_Your instructions_.
From the data that follows, copy every line holding the string "date".

################

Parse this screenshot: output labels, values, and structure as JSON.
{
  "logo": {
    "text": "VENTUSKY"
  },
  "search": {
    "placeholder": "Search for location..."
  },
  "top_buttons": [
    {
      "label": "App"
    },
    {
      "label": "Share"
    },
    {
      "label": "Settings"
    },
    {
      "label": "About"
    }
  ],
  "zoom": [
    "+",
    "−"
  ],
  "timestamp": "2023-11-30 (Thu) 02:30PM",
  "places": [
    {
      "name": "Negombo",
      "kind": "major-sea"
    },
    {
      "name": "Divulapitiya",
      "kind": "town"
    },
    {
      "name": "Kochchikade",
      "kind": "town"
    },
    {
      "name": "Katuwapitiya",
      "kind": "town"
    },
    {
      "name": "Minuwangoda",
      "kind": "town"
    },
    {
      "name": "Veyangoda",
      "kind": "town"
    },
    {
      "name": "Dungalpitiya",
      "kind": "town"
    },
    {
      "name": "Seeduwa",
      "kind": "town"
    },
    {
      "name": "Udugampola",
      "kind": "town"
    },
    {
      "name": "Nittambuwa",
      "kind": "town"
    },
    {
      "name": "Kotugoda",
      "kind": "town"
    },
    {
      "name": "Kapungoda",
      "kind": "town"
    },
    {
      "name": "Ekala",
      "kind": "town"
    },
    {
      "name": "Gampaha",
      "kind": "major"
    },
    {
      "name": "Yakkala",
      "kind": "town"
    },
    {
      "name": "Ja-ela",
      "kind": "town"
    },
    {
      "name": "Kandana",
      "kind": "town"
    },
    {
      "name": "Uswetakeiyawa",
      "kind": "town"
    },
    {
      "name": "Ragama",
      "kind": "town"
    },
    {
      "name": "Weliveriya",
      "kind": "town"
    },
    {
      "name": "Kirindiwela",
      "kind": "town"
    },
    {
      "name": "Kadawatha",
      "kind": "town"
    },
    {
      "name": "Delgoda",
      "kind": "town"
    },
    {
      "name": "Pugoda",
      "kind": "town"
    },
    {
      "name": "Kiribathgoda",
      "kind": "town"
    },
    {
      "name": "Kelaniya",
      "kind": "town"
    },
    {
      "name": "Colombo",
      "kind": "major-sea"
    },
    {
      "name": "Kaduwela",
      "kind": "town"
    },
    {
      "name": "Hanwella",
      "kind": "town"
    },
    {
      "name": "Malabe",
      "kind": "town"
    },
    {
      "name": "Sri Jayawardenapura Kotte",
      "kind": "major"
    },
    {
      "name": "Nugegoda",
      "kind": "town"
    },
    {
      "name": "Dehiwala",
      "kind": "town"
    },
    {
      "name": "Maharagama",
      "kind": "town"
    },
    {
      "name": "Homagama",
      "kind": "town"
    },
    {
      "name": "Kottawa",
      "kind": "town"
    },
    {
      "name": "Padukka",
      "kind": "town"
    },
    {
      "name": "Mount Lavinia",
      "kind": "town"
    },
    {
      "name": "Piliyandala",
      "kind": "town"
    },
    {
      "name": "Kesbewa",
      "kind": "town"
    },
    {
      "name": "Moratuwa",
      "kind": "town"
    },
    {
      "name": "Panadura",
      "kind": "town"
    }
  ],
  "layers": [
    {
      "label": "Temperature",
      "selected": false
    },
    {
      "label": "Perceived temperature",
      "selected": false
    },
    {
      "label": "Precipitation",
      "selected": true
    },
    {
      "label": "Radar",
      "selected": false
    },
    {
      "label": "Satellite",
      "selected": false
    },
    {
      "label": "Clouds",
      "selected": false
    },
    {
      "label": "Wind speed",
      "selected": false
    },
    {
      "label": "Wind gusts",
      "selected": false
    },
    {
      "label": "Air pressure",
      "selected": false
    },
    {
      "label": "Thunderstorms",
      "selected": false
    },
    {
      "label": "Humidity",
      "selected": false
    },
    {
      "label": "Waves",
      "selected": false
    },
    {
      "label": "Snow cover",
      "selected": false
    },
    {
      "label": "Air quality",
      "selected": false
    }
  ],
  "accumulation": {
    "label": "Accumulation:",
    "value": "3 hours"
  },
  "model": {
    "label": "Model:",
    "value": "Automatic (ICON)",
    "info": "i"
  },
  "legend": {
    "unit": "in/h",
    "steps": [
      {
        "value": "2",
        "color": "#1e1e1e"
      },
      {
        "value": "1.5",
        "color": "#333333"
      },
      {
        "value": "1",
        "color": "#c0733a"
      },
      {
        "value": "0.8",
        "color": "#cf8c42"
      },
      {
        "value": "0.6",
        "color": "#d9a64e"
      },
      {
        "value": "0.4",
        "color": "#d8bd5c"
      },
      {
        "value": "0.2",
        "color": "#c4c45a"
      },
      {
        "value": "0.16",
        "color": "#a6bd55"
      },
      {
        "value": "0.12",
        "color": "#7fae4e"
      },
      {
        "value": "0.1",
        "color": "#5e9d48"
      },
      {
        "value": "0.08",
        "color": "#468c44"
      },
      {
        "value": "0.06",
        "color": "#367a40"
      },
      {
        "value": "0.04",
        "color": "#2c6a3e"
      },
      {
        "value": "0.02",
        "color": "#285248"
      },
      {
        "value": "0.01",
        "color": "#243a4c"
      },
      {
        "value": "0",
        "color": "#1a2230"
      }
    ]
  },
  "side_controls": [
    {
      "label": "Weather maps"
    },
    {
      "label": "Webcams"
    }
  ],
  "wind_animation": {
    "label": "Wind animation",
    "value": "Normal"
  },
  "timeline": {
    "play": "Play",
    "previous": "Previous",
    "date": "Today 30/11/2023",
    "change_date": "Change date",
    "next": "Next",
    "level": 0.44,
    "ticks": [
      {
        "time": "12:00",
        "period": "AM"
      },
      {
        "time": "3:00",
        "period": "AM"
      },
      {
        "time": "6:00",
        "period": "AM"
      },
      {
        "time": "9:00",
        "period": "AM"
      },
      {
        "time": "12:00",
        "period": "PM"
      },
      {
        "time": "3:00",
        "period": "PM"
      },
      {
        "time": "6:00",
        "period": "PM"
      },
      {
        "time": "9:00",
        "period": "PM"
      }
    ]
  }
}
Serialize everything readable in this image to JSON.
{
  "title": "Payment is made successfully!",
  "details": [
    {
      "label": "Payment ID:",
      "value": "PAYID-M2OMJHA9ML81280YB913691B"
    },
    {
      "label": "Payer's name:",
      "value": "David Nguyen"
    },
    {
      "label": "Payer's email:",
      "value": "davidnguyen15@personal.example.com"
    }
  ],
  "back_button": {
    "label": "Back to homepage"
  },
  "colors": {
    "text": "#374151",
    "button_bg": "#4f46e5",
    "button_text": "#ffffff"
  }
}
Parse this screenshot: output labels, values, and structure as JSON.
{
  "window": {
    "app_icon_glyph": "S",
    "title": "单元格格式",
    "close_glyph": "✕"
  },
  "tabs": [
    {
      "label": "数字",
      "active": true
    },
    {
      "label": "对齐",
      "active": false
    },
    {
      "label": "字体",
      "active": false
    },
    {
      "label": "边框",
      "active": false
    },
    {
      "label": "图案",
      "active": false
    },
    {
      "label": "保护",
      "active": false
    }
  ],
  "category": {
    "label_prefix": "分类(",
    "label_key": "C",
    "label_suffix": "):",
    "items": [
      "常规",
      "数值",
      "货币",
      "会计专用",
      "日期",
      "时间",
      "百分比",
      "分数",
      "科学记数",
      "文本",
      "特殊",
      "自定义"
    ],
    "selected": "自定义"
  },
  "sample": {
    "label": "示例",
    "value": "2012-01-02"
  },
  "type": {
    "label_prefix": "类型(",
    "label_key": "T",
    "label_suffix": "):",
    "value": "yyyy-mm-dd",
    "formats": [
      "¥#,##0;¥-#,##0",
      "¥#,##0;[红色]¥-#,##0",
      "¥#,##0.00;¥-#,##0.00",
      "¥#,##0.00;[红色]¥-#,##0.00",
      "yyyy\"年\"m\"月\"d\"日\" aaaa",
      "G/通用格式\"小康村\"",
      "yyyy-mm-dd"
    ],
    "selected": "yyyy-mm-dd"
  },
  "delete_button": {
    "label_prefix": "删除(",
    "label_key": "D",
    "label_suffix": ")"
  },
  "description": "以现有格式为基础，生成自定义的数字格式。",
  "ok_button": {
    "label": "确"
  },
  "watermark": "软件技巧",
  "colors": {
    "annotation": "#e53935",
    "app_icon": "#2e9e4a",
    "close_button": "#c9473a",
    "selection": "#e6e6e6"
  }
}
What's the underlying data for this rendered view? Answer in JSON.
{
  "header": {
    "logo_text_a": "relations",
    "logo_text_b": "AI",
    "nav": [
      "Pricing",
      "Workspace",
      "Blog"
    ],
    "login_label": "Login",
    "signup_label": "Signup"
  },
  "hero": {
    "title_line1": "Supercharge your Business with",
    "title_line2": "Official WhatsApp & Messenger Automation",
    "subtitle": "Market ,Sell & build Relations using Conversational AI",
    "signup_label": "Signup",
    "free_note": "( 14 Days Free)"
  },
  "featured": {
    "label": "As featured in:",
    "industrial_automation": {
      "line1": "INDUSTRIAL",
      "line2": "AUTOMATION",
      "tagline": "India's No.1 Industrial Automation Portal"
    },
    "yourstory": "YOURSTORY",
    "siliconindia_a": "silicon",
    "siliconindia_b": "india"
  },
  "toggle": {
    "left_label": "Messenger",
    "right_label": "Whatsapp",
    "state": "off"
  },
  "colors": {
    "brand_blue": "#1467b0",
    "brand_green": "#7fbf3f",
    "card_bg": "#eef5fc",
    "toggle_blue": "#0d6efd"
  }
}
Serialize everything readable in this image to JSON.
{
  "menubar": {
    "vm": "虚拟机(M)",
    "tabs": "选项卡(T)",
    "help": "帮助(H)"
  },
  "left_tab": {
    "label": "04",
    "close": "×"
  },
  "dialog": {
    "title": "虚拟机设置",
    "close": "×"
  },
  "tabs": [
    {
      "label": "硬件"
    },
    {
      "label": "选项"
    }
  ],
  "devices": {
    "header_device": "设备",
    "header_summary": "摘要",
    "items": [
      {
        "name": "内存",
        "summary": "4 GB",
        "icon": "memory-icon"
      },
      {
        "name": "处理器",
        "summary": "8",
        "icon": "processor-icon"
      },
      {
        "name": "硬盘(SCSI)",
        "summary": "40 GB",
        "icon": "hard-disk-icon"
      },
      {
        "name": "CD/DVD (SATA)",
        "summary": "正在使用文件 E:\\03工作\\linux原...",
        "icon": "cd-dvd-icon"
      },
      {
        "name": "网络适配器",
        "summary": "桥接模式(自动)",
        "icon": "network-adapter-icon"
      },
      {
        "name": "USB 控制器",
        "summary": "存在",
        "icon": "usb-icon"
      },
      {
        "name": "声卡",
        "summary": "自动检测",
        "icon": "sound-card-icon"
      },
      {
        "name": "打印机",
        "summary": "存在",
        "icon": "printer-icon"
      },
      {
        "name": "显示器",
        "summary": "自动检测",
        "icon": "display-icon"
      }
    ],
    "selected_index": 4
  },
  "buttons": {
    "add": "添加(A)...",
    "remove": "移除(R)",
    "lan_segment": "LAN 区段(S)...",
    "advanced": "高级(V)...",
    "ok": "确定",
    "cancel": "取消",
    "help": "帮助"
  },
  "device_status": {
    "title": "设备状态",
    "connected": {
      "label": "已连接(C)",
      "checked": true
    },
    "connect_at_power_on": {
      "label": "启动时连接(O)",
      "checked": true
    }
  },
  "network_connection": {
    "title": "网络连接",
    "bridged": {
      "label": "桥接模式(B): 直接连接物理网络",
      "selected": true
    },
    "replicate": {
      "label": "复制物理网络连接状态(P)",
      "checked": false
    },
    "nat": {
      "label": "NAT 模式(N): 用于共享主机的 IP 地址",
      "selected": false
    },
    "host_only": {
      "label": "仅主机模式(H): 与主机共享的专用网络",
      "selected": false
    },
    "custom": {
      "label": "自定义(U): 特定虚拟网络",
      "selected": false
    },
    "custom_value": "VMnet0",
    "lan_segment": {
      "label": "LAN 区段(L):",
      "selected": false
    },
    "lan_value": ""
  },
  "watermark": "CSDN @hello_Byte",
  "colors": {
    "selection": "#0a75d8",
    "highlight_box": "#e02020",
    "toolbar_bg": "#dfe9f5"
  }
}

################

_Correct answer_.
    "date": "Today 30/11/2023",
    "change_date": "Change date",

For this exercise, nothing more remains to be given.